- **RAW DATA**:
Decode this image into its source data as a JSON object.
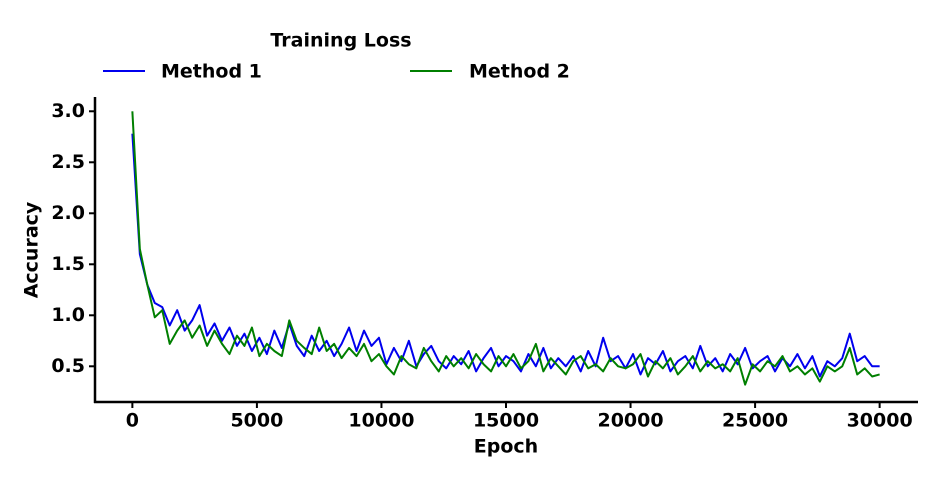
{
  "chart_data": {
    "type": "line",
    "legend_title": "Training Loss",
    "x_label": "Epoch",
    "y_label": "Accuracy",
    "x": [
      0,
      300,
      600,
      900,
      1200,
      1500,
      1800,
      2100,
      2400,
      2700,
      3000,
      3300,
      3600,
      3900,
      4200,
      4500,
      4800,
      5100,
      5400,
      5700,
      6000,
      6300,
      6600,
      6900,
      7200,
      7500,
      7800,
      8100,
      8400,
      8700,
      9000,
      9300,
      9600,
      9900,
      10200,
      10500,
      10800,
      11100,
      11400,
      11700,
      12000,
      12300,
      12600,
      12900,
      13200,
      13500,
      13800,
      14100,
      14400,
      14700,
      15000,
      15300,
      15600,
      15900,
      16200,
      16500,
      16800,
      17100,
      17400,
      17700,
      18000,
      18300,
      18600,
      18900,
      19200,
      19500,
      19800,
      20100,
      20400,
      20700,
      21000,
      21300,
      21600,
      21900,
      22200,
      22500,
      22800,
      23100,
      23400,
      23700,
      24000,
      24300,
      24600,
      24900,
      25200,
      25500,
      25800,
      26100,
      26400,
      26700,
      27000,
      27300,
      27600,
      27900,
      28200,
      28500,
      28800,
      29100,
      29400,
      29700,
      30000
    ],
    "series": [
      {
        "name": "Method 1",
        "color": "#0000ee",
        "values": [
          2.78,
          1.6,
          1.3,
          1.12,
          1.08,
          0.9,
          1.05,
          0.85,
          0.95,
          1.1,
          0.8,
          0.92,
          0.75,
          0.88,
          0.7,
          0.82,
          0.65,
          0.78,
          0.62,
          0.85,
          0.68,
          0.92,
          0.7,
          0.6,
          0.8,
          0.65,
          0.75,
          0.6,
          0.72,
          0.88,
          0.65,
          0.85,
          0.7,
          0.78,
          0.52,
          0.68,
          0.55,
          0.75,
          0.5,
          0.62,
          0.7,
          0.55,
          0.48,
          0.6,
          0.52,
          0.65,
          0.45,
          0.58,
          0.68,
          0.5,
          0.6,
          0.55,
          0.45,
          0.62,
          0.5,
          0.68,
          0.48,
          0.58,
          0.5,
          0.6,
          0.45,
          0.65,
          0.5,
          0.78,
          0.55,
          0.6,
          0.48,
          0.62,
          0.42,
          0.58,
          0.52,
          0.65,
          0.45,
          0.55,
          0.6,
          0.48,
          0.7,
          0.5,
          0.58,
          0.45,
          0.62,
          0.52,
          0.68,
          0.48,
          0.55,
          0.6,
          0.45,
          0.58,
          0.5,
          0.62,
          0.48,
          0.6,
          0.4,
          0.55,
          0.5,
          0.58,
          0.82,
          0.55,
          0.6,
          0.5,
          0.5
        ]
      },
      {
        "name": "Method 2",
        "color": "#007f00",
        "values": [
          3.0,
          1.65,
          1.3,
          0.98,
          1.05,
          0.72,
          0.85,
          0.95,
          0.78,
          0.9,
          0.7,
          0.85,
          0.72,
          0.62,
          0.8,
          0.7,
          0.88,
          0.6,
          0.72,
          0.65,
          0.6,
          0.95,
          0.75,
          0.68,
          0.62,
          0.88,
          0.65,
          0.72,
          0.58,
          0.68,
          0.6,
          0.72,
          0.55,
          0.62,
          0.5,
          0.42,
          0.6,
          0.52,
          0.48,
          0.68,
          0.55,
          0.45,
          0.6,
          0.5,
          0.58,
          0.48,
          0.62,
          0.52,
          0.45,
          0.6,
          0.5,
          0.62,
          0.48,
          0.55,
          0.72,
          0.45,
          0.58,
          0.5,
          0.42,
          0.55,
          0.6,
          0.48,
          0.52,
          0.45,
          0.58,
          0.5,
          0.48,
          0.52,
          0.62,
          0.4,
          0.55,
          0.48,
          0.58,
          0.42,
          0.5,
          0.6,
          0.45,
          0.55,
          0.48,
          0.52,
          0.45,
          0.58,
          0.32,
          0.52,
          0.45,
          0.55,
          0.5,
          0.6,
          0.45,
          0.5,
          0.42,
          0.48,
          0.35,
          0.5,
          0.45,
          0.5,
          0.68,
          0.42,
          0.48,
          0.4,
          0.42
        ]
      }
    ],
    "xlim": [
      -1500,
      31500
    ],
    "ylim": [
      0.15,
      3.14
    ],
    "xticks": [
      0,
      5000,
      10000,
      15000,
      20000,
      25000,
      30000
    ],
    "yticks": [
      0.5,
      {
        "value": 1,
        "label": "1.0"
      },
      1.5,
      {
        "value": 2,
        "label": "2.0"
      },
      2.5,
      {
        "value": 3,
        "label": "3.0"
      }
    ],
    "grid": false
  }
}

- **GIVEN PROBLEM**:
Make an exact copy of the listing above. Do not include the pictures.

- **SOLUTION**:
Decode this image into its source data as a JSON object.
{
  "chart_data": {
    "type": "line",
    "legend_title": "Training Loss",
    "x_label": "Epoch",
    "y_label": "Accuracy",
    "x": [
      0,
      300,
      600,
      900,
      1200,
      1500,
      1800,
      2100,
      2400,
      2700,
      3000,
      3300,
      3600,
      3900,
      4200,
      4500,
      4800,
      5100,
      5400,
      5700,
      6000,
      6300,
      6600,
      6900,
      7200,
      7500,
      7800,
      8100,
      8400,
      8700,
      9000,
      9300,
      9600,
      9900,
      10200,
      10500,
      10800,
      11100,
      11400,
      11700,
      12000,
      12300,
      12600,
      12900,
      13200,
      13500,
      13800,
      14100,
      14400,
      14700,
      15000,
      15300,
      15600,
      15900,
      16200,
      16500,
      16800,
      17100,
      17400,
      17700,
      18000,
      18300,
      18600,
      18900,
      19200,
      19500,
      19800,
      20100,
      20400,
      20700,
      21000,
      21300,
      21600,
      21900,
      22200,
      22500,
      22800,
      23100,
      23400,
      23700,
      24000,
      24300,
      24600,
      24900,
      25200,
      25500,
      25800,
      26100,
      26400,
      26700,
      27000,
      27300,
      27600,
      27900,
      28200,
      28500,
      28800,
      29100,
      29400,
      29700,
      30000
    ],
    "series": [
      {
        "name": "Method 1",
        "color": "#0000ee",
        "values": [
          2.78,
          1.6,
          1.3,
          1.12,
          1.08,
          0.9,
          1.05,
          0.85,
          0.95,
          1.1,
          0.8,
          0.92,
          0.75,
          0.88,
          0.7,
          0.82,
          0.65,
          0.78,
          0.62,
          0.85,
          0.68,
          0.92,
          0.7,
          0.6,
          0.8,
          0.65,
          0.75,
          0.6,
          0.72,
          0.88,
          0.65,
          0.85,
          0.7,
          0.78,
          0.52,
          0.68,
          0.55,
          0.75,
          0.5,
          0.62,
          0.7,
          0.55,
          0.48,
          0.6,
          0.52,
          0.65,
          0.45,
          0.58,
          0.68,
          0.5,
          0.6,
          0.55,
          0.45,
          0.62,
          0.5,
          0.68,
          0.48,
          0.58,
          0.5,
          0.6,
          0.45,
          0.65,
          0.5,
          0.78,
          0.55,
          0.6,
          0.48,
          0.62,
          0.42,
          0.58,
          0.52,
          0.65,
          0.45,
          0.55,
          0.6,
          0.48,
          0.7,
          0.5,
          0.58,
          0.45,
          0.62,
          0.52,
          0.68,
          0.48,
          0.55,
          0.6,
          0.45,
          0.58,
          0.5,
          0.62,
          0.48,
          0.6,
          0.4,
          0.55,
          0.5,
          0.58,
          0.82,
          0.55,
          0.6,
          0.5,
          0.5
        ]
      },
      {
        "name": "Method 2",
        "color": "#007f00",
        "values": [
          3.0,
          1.65,
          1.3,
          0.98,
          1.05,
          0.72,
          0.85,
          0.95,
          0.78,
          0.9,
          0.7,
          0.85,
          0.72,
          0.62,
          0.8,
          0.7,
          0.88,
          0.6,
          0.72,
          0.65,
          0.6,
          0.95,
          0.75,
          0.68,
          0.62,
          0.88,
          0.65,
          0.72,
          0.58,
          0.68,
          0.6,
          0.72,
          0.55,
          0.62,
          0.5,
          0.42,
          0.6,
          0.52,
          0.48,
          0.68,
          0.55,
          0.45,
          0.6,
          0.5,
          0.58,
          0.48,
          0.62,
          0.52,
          0.45,
          0.6,
          0.5,
          0.62,
          0.48,
          0.55,
          0.72,
          0.45,
          0.58,
          0.5,
          0.42,
          0.55,
          0.6,
          0.48,
          0.52,
          0.45,
          0.58,
          0.5,
          0.48,
          0.52,
          0.62,
          0.4,
          0.55,
          0.48,
          0.58,
          0.42,
          0.5,
          0.6,
          0.45,
          0.55,
          0.48,
          0.52,
          0.45,
          0.58,
          0.32,
          0.52,
          0.45,
          0.55,
          0.5,
          0.6,
          0.45,
          0.5,
          0.42,
          0.48,
          0.35,
          0.5,
          0.45,
          0.5,
          0.68,
          0.42,
          0.48,
          0.4,
          0.42
        ]
      }
    ],
    "xlim": [
      -1500,
      31500
    ],
    "ylim": [
      0.15,
      3.14
    ],
    "xticks": [
      0,
      5000,
      10000,
      15000,
      20000,
      25000,
      30000
    ],
    "yticks": [
      0.5,
      {
        "value": 1,
        "label": "1.0"
      },
      1.5,
      {
        "value": 2,
        "label": "2.0"
      },
      2.5,
      {
        "value": 3,
        "label": "3.0"
      }
    ],
    "grid": false
  }
}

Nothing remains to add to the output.